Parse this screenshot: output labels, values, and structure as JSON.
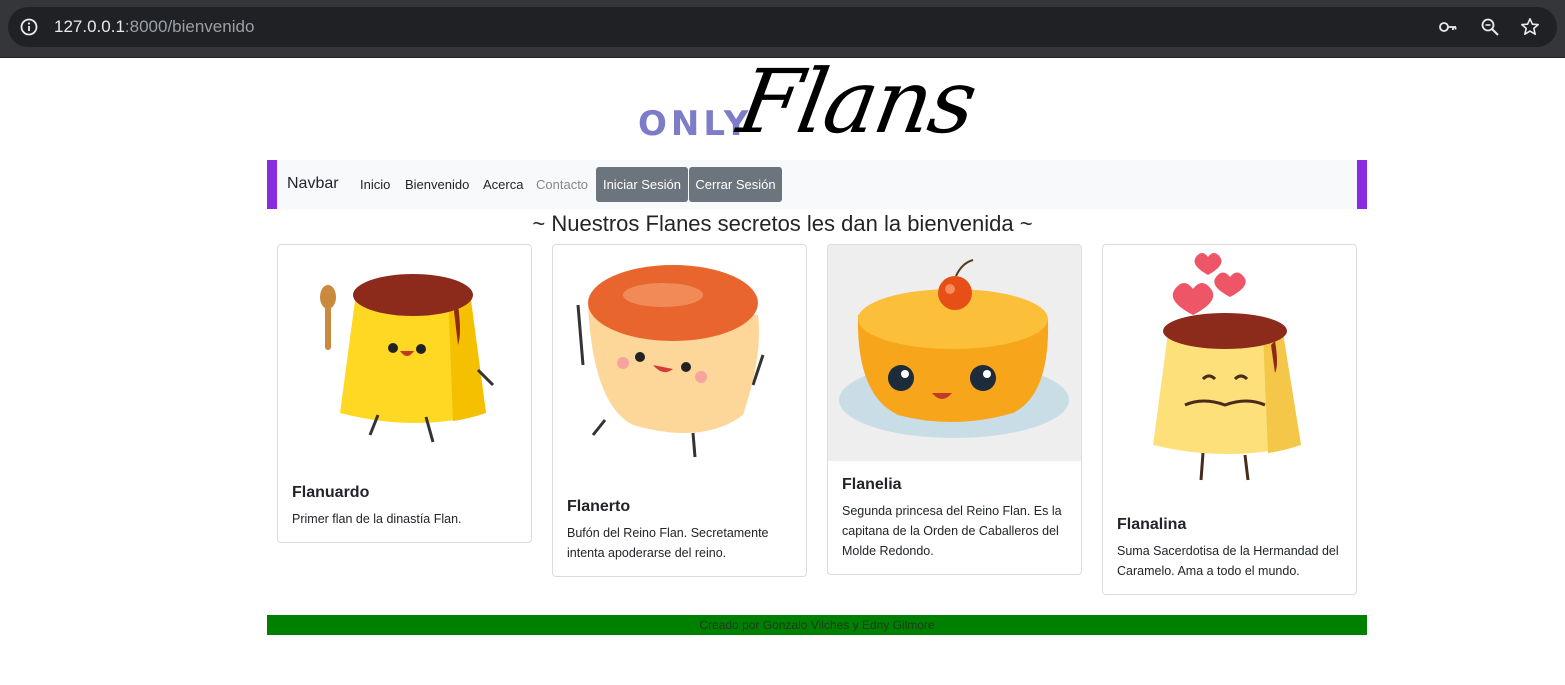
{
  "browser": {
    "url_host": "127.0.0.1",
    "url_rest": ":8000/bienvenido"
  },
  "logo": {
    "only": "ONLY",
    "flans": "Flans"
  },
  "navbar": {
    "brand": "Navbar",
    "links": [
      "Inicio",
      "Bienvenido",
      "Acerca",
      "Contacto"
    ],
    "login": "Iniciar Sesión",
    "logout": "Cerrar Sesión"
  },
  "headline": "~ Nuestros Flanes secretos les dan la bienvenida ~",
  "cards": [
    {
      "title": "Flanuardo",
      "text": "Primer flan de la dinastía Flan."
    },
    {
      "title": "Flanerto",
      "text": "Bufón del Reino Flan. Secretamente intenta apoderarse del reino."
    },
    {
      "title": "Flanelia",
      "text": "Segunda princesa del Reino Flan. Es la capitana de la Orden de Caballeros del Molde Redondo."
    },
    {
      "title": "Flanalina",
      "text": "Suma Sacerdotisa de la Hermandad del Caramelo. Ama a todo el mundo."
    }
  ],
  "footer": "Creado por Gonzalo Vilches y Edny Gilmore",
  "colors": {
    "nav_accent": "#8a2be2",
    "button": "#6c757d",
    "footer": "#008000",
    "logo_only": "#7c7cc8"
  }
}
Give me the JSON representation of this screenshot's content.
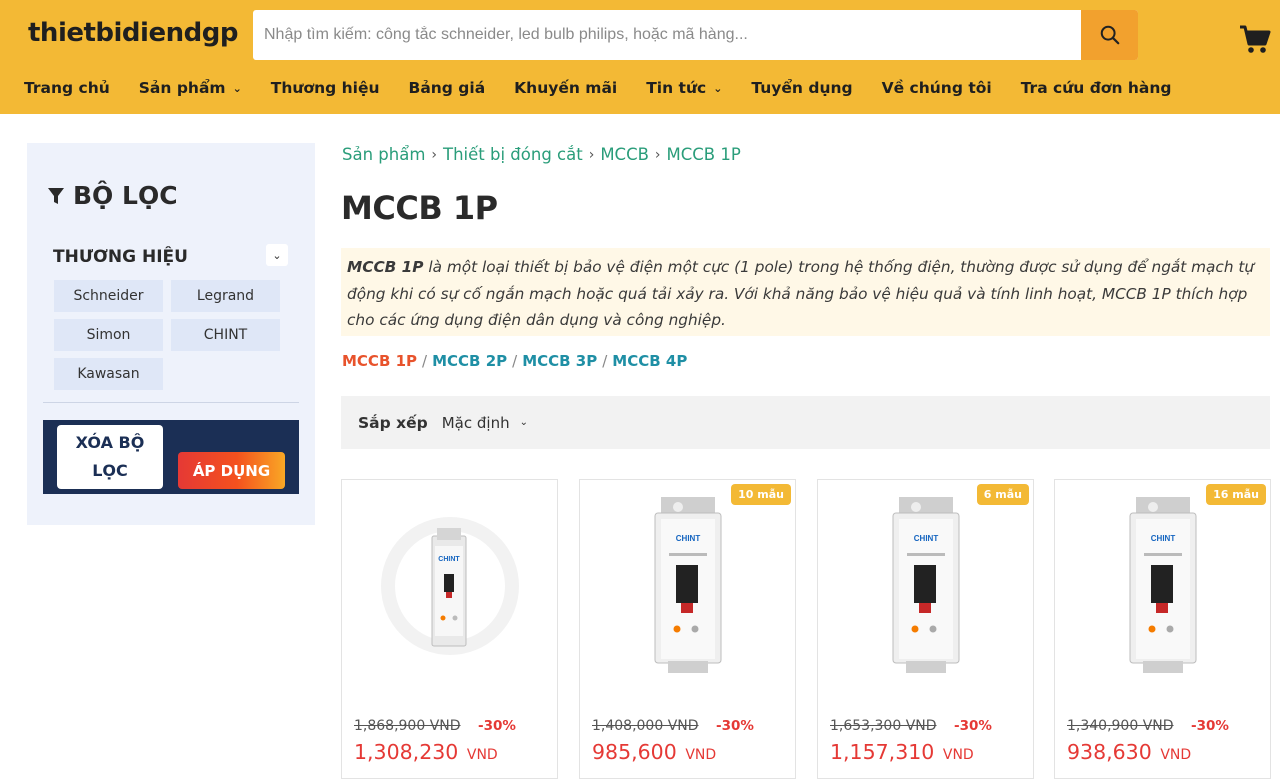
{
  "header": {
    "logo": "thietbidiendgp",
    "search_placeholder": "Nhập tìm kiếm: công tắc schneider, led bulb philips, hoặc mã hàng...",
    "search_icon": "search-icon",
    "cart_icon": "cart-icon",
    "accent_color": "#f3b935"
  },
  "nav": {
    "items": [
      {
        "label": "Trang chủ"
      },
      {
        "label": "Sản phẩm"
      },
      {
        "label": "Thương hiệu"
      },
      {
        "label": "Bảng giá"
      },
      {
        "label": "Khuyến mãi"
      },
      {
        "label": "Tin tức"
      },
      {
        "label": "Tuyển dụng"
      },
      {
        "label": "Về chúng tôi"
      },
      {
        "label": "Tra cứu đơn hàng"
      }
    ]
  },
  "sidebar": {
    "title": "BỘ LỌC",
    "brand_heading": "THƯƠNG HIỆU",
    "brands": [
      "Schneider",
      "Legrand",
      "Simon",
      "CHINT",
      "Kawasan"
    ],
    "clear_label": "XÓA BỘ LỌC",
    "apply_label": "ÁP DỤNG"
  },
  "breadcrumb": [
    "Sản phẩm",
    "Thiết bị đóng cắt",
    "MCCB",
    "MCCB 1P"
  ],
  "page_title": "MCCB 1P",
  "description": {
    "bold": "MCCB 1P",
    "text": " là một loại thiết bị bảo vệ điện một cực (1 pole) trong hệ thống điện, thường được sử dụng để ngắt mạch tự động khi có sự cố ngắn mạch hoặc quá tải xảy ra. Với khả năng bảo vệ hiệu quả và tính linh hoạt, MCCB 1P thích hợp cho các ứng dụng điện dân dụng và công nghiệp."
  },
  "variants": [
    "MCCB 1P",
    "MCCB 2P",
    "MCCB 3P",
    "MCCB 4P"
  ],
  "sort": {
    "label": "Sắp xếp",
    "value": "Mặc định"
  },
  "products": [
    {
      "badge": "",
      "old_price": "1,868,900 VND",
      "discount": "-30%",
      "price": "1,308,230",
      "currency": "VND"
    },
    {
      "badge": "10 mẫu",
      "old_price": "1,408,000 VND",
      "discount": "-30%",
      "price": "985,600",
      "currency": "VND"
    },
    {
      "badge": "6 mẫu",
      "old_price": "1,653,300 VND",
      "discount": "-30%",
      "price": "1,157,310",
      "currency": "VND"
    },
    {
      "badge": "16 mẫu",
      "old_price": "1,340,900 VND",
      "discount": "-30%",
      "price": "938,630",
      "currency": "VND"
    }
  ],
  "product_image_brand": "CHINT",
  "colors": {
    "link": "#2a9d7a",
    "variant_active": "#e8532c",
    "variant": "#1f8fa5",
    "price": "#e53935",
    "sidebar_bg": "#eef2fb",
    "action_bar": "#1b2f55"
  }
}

> [Exercise requirements] Go through the entries above and output them exactly, without pictures.

> [Output for this exercise]
Parse this screenshot: output labels, values, and structure as JSON.
{
  "browser": {
    "url_host": "127.0.0.1",
    "url_rest": ":8000/bienvenido"
  },
  "logo": {
    "only": "ONLY",
    "flans": "Flans"
  },
  "navbar": {
    "brand": "Navbar",
    "links": [
      "Inicio",
      "Bienvenido",
      "Acerca",
      "Contacto"
    ],
    "login": "Iniciar Sesión",
    "logout": "Cerrar Sesión"
  },
  "headline": "~ Nuestros Flanes secretos les dan la bienvenida ~",
  "cards": [
    {
      "title": "Flanuardo",
      "text": "Primer flan de la dinastía Flan."
    },
    {
      "title": "Flanerto",
      "text": "Bufón del Reino Flan. Secretamente intenta apoderarse del reino."
    },
    {
      "title": "Flanelia",
      "text": "Segunda princesa del Reino Flan. Es la capitana de la Orden de Caballeros del Molde Redondo."
    },
    {
      "title": "Flanalina",
      "text": "Suma Sacerdotisa de la Hermandad del Caramelo. Ama a todo el mundo."
    }
  ],
  "footer": "Creado por Gonzalo Vilches y Edny Gilmore",
  "colors": {
    "nav_accent": "#8a2be2",
    "button": "#6c757d",
    "footer": "#008000",
    "logo_only": "#7c7cc8"
  }
}
Give me the JSON representation of this screenshot's content.
{
  "header": {
    "logo": "thietbidiendgp",
    "search_placeholder": "Nhập tìm kiếm: công tắc schneider, led bulb philips, hoặc mã hàng...",
    "search_icon": "search-icon",
    "cart_icon": "cart-icon",
    "accent_color": "#f3b935"
  },
  "nav": {
    "items": [
      {
        "label": "Trang chủ"
      },
      {
        "label": "Sản phẩm"
      },
      {
        "label": "Thương hiệu"
      },
      {
        "label": "Bảng giá"
      },
      {
        "label": "Khuyến mãi"
      },
      {
        "label": "Tin tức"
      },
      {
        "label": "Tuyển dụng"
      },
      {
        "label": "Về chúng tôi"
      },
      {
        "label": "Tra cứu đơn hàng"
      }
    ]
  },
  "sidebar": {
    "title": "BỘ LỌC",
    "brand_heading": "THƯƠNG HIỆU",
    "brands": [
      "Schneider",
      "Legrand",
      "Simon",
      "CHINT",
      "Kawasan"
    ],
    "clear_label": "XÓA BỘ LỌC",
    "apply_label": "ÁP DỤNG"
  },
  "breadcrumb": [
    "Sản phẩm",
    "Thiết bị đóng cắt",
    "MCCB",
    "MCCB 1P"
  ],
  "page_title": "MCCB 1P",
  "description": {
    "bold": "MCCB 1P",
    "text": " là một loại thiết bị bảo vệ điện một cực (1 pole) trong hệ thống điện, thường được sử dụng để ngắt mạch tự động khi có sự cố ngắn mạch hoặc quá tải xảy ra. Với khả năng bảo vệ hiệu quả và tính linh hoạt, MCCB 1P thích hợp cho các ứng dụng điện dân dụng và công nghiệp."
  },
  "variants": [
    "MCCB 1P",
    "MCCB 2P",
    "MCCB 3P",
    "MCCB 4P"
  ],
  "sort": {
    "label": "Sắp xếp",
    "value": "Mặc định"
  },
  "products": [
    {
      "badge": "",
      "old_price": "1,868,900 VND",
      "discount": "-30%",
      "price": "1,308,230",
      "currency": "VND"
    },
    {
      "badge": "10 mẫu",
      "old_price": "1,408,000 VND",
      "discount": "-30%",
      "price": "985,600",
      "currency": "VND"
    },
    {
      "badge": "6 mẫu",
      "old_price": "1,653,300 VND",
      "discount": "-30%",
      "price": "1,157,310",
      "currency": "VND"
    },
    {
      "badge": "16 mẫu",
      "old_price": "1,340,900 VND",
      "discount": "-30%",
      "price": "938,630",
      "currency": "VND"
    }
  ],
  "product_image_brand": "CHINT",
  "colors": {
    "link": "#2a9d7a",
    "variant_active": "#e8532c",
    "variant": "#1f8fa5",
    "price": "#e53935",
    "sidebar_bg": "#eef2fb",
    "action_bar": "#1b2f55"
  }
}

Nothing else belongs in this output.